→ **DO THIS**:
Write out the listing beneath this instruction in its entirety, exactly as it reads.
[start RECORDS TO USE]
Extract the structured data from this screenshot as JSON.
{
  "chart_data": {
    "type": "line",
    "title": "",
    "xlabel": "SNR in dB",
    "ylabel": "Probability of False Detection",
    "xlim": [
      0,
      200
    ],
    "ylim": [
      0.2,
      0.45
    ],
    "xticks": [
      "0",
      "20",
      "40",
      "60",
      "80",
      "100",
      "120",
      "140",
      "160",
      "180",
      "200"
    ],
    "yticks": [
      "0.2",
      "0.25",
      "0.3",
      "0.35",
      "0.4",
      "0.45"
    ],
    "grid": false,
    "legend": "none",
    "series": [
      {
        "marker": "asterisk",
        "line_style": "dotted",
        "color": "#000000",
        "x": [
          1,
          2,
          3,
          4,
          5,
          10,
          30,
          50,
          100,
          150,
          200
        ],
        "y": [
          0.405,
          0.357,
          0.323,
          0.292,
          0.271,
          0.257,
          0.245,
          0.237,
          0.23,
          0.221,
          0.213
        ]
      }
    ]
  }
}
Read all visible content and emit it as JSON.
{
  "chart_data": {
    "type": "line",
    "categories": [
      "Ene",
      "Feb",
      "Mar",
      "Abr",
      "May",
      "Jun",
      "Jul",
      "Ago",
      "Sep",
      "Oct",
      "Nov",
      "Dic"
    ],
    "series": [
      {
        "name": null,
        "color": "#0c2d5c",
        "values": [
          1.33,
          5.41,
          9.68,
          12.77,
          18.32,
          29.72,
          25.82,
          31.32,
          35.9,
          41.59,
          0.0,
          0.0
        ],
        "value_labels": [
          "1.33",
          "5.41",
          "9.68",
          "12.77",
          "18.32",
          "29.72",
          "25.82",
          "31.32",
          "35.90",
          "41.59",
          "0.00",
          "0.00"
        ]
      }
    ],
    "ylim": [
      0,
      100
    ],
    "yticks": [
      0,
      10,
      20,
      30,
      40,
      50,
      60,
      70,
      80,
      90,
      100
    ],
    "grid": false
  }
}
[end RECORDS TO USE]
→ **RESPONSE TO THE TASK**:
Extract the structured data from this screenshot as JSON.
{
  "chart_data": {
    "type": "line",
    "title": "",
    "xlabel": "SNR in dB",
    "ylabel": "Probability of False Detection",
    "xlim": [
      0,
      200
    ],
    "ylim": [
      0.2,
      0.45
    ],
    "xticks": [
      "0",
      "20",
      "40",
      "60",
      "80",
      "100",
      "120",
      "140",
      "160",
      "180",
      "200"
    ],
    "yticks": [
      "0.2",
      "0.25",
      "0.3",
      "0.35",
      "0.4",
      "0.45"
    ],
    "grid": false,
    "legend": "none",
    "series": [
      {
        "marker": "asterisk",
        "line_style": "dotted",
        "color": "#000000",
        "x": [
          1,
          2,
          3,
          4,
          5,
          10,
          30,
          50,
          100,
          150,
          200
        ],
        "y": [
          0.405,
          0.357,
          0.323,
          0.292,
          0.271,
          0.257,
          0.245,
          0.237,
          0.23,
          0.221,
          0.213
        ]
      }
    ]
  }
}
Read all visible content and emit it as JSON.
{
  "chart_data": {
    "type": "line",
    "categories": [
      "Ene",
      "Feb",
      "Mar",
      "Abr",
      "May",
      "Jun",
      "Jul",
      "Ago",
      "Sep",
      "Oct",
      "Nov",
      "Dic"
    ],
    "series": [
      {
        "name": null,
        "color": "#0c2d5c",
        "values": [
          1.33,
          5.41,
          9.68,
          12.77,
          18.32,
          29.72,
          25.82,
          31.32,
          35.9,
          41.59,
          0.0,
          0.0
        ],
        "value_labels": [
          "1.33",
          "5.41",
          "9.68",
          "12.77",
          "18.32",
          "29.72",
          "25.82",
          "31.32",
          "35.90",
          "41.59",
          "0.00",
          "0.00"
        ]
      }
    ],
    "ylim": [
      0,
      100
    ],
    "yticks": [
      0,
      10,
      20,
      30,
      40,
      50,
      60,
      70,
      80,
      90,
      100
    ],
    "grid": false
  }
}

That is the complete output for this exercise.